[Element and region listings]
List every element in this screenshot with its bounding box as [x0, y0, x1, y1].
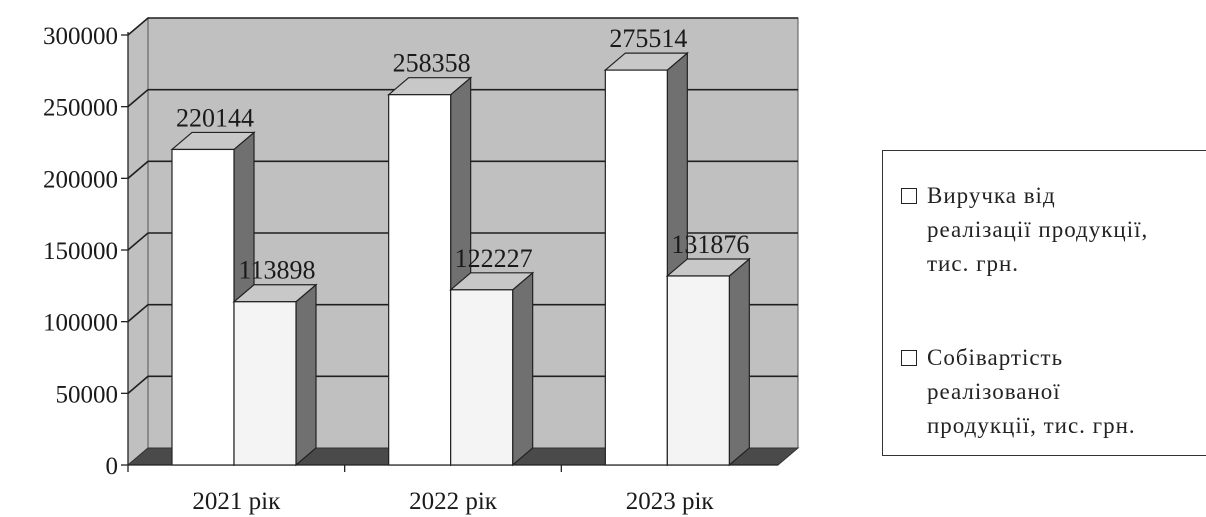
y-tick-label: 100000	[43, 310, 118, 337]
bar-side	[295, 283, 317, 467]
legend-label-line: тис. грн.	[927, 251, 1020, 276]
legend-label-line: Собівартість	[927, 345, 1064, 370]
bars	[170, 51, 751, 467]
y-tick-label: 300000	[43, 23, 118, 50]
bar-front	[171, 148, 235, 466]
legend-item-cost: Собівартість реалізованої продукції, тис…	[901, 341, 1136, 443]
legend: Виручка від реалізації продукції, тис. г…	[882, 150, 1206, 456]
bar-front	[450, 289, 514, 466]
bar	[232, 283, 318, 467]
y-tick-labels: 0 50000 100000 150000 200000 250000 300000	[43, 23, 118, 480]
legend-swatch-cost	[901, 350, 917, 366]
value-label: 220144	[176, 103, 254, 132]
value-label: 113898	[238, 256, 315, 285]
value-labels: 220144 113898 258358 122227 275514 131876	[176, 24, 749, 285]
bar	[665, 257, 751, 467]
gridline	[127, 88, 798, 108]
bar-side	[512, 271, 534, 467]
bar-front	[388, 94, 452, 466]
gridline	[127, 17, 798, 36]
value-label: 258358	[393, 49, 471, 78]
gridlines	[127, 17, 798, 394]
legend-label-line: продукції, тис. грн.	[927, 413, 1136, 438]
legend-label-line: реалізованої	[927, 379, 1061, 404]
x-tick-label: 2021 рік	[192, 488, 281, 515]
bar-front	[233, 301, 297, 466]
bar	[449, 271, 535, 467]
value-label: 275514	[609, 24, 687, 53]
value-label: 122227	[455, 244, 533, 273]
value-label: 131876	[671, 230, 749, 259]
bar-front	[666, 275, 730, 466]
y-tick-label: 0	[106, 453, 119, 480]
gridline	[127, 160, 798, 179]
gridline	[127, 232, 798, 251]
bar-side	[728, 257, 750, 467]
y-tick-label: 200000	[43, 166, 118, 193]
y-tick-label: 250000	[43, 95, 118, 122]
gridline	[127, 303, 798, 323]
legend-label-revenue: Виручка від реалізації продукції, тис. г…	[927, 179, 1148, 281]
x-tick-labels: 2021 рік 2022 рік 2023 рік	[192, 488, 714, 515]
legend-label-cost: Собівартість реалізованої продукції, тис…	[927, 341, 1136, 443]
legend-label-line: Виручка від	[927, 183, 1056, 208]
bar-chart: 0 50000 100000 150000 200000 250000 300000 220…	[43, 16, 800, 515]
bar-front	[604, 69, 668, 466]
x-tick-label: 2022 рік	[409, 488, 498, 515]
legend-label-line: реалізації продукції,	[927, 217, 1149, 242]
bar	[603, 51, 689, 467]
gridline	[127, 375, 798, 394]
x-tick-label: 2023 рік	[626, 488, 715, 515]
legend-swatch-revenue	[901, 188, 917, 204]
legend-item-revenue: Виручка від реалізації продукції, тис. г…	[901, 179, 1148, 281]
y-tick-label: 150000	[43, 238, 118, 265]
y-tick-label: 50000	[56, 381, 119, 408]
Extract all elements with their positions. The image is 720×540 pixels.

## Stated exercise
Rewrite everything from the line containing "310, 118, 337]" down to the line containing "103, 254, 132]", switching "bar-front" to "bar-face" and leaving all else untouched.

## The completed task
y-tick-label: 100000	[43, 310, 118, 337]
bar-side	[295, 283, 317, 467]
legend-label-line: тис. грн.	[927, 251, 1020, 276]
legend-label-line: Собівартість	[927, 345, 1064, 370]
bars	[170, 51, 751, 467]
y-tick-label: 300000	[43, 23, 118, 50]
bar-face	[171, 148, 235, 466]
legend-item-cost: Собівартість реалізованої продукції, тис…	[901, 341, 1136, 443]
legend: Виручка від реалізації продукції, тис. г…	[882, 150, 1206, 456]
bar-face	[450, 289, 514, 466]
bar	[232, 283, 318, 467]
y-tick-labels: 0 50000 100000 150000 200000 250000 300000	[43, 23, 118, 480]
legend-swatch-cost	[901, 350, 917, 366]
value-label: 220144	[176, 103, 254, 132]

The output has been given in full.